| What you need to do |
Copy all lines below exactly as written. Leave pictures out.

| Raw data |
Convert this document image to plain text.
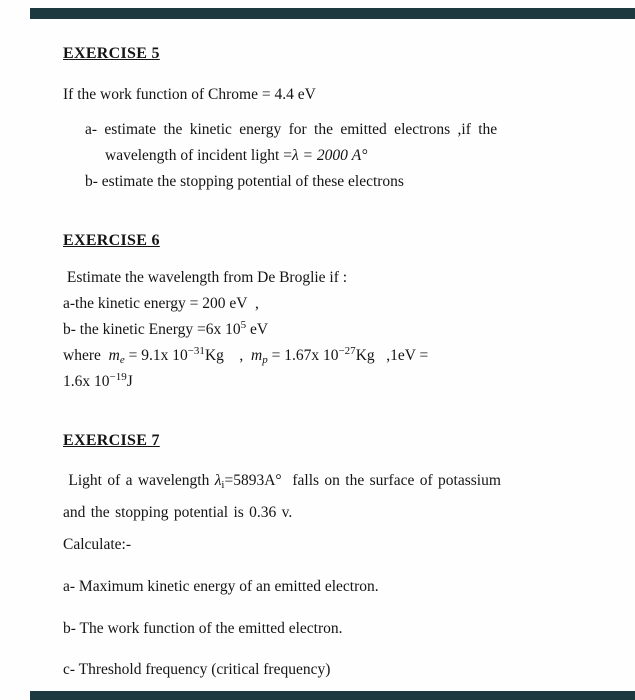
EXERCISE 5

If the work function of Chrome = 4.4 eV

a- estimate the kinetic energy for the emitted electrons ,if the

wavelength of incident light =λ = 2000 A°

b- estimate the stopping potential of these electrons

EXERCISE 6

Estimate the wavelength from De Broglie if :

a-the kinetic energy = 200 eV  ,

b- the kinetic Energy =6x $10^5$ eV

where  $m_e = 9.1x$ $10^{-31}Kg$    ,  $m_p = 1.67x$ $10^{-27}Kg$   ,1eV =

1.6x $10^{-19}J$

EXERCISE 7

Light of a wavelength $\lambda_i=5893A^\circ$  falls on the surface of potassium

and the stopping potential is 0.36 v.

Calculate:-

a- Maximum kinetic energy of an emitted electron.

b- The work function of the emitted electron.

c- Threshold frequency (critical frequency)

| Complete output |
Convert this document image to plain text.
EXERCISE 5

If the work function of Chrome = 4.4 eV

a- estimate the kinetic energy for the emitted electrons ,if the

wavelength of incident light =λ = 2000 A°

b- estimate the stopping potential of these electrons

EXERCISE 6

Estimate the wavelength from De Broglie if :

a-the kinetic energy = 200 eV  ,

b- the kinetic Energy =6x $10^5$ eV

where  $m_e = 9.1x$ $10^{-31}Kg$    ,  $m_p = 1.67x$ $10^{-27}Kg$   ,1eV =

1.6x $10^{-19}J$

EXERCISE 7

Light of a wavelength $\lambda_i=5893A^\circ$  falls on the surface of potassium

and the stopping potential is 0.36 v.

Calculate:-

a- Maximum kinetic energy of an emitted electron.

b- The work function of the emitted electron.

c- Threshold frequency (critical frequency)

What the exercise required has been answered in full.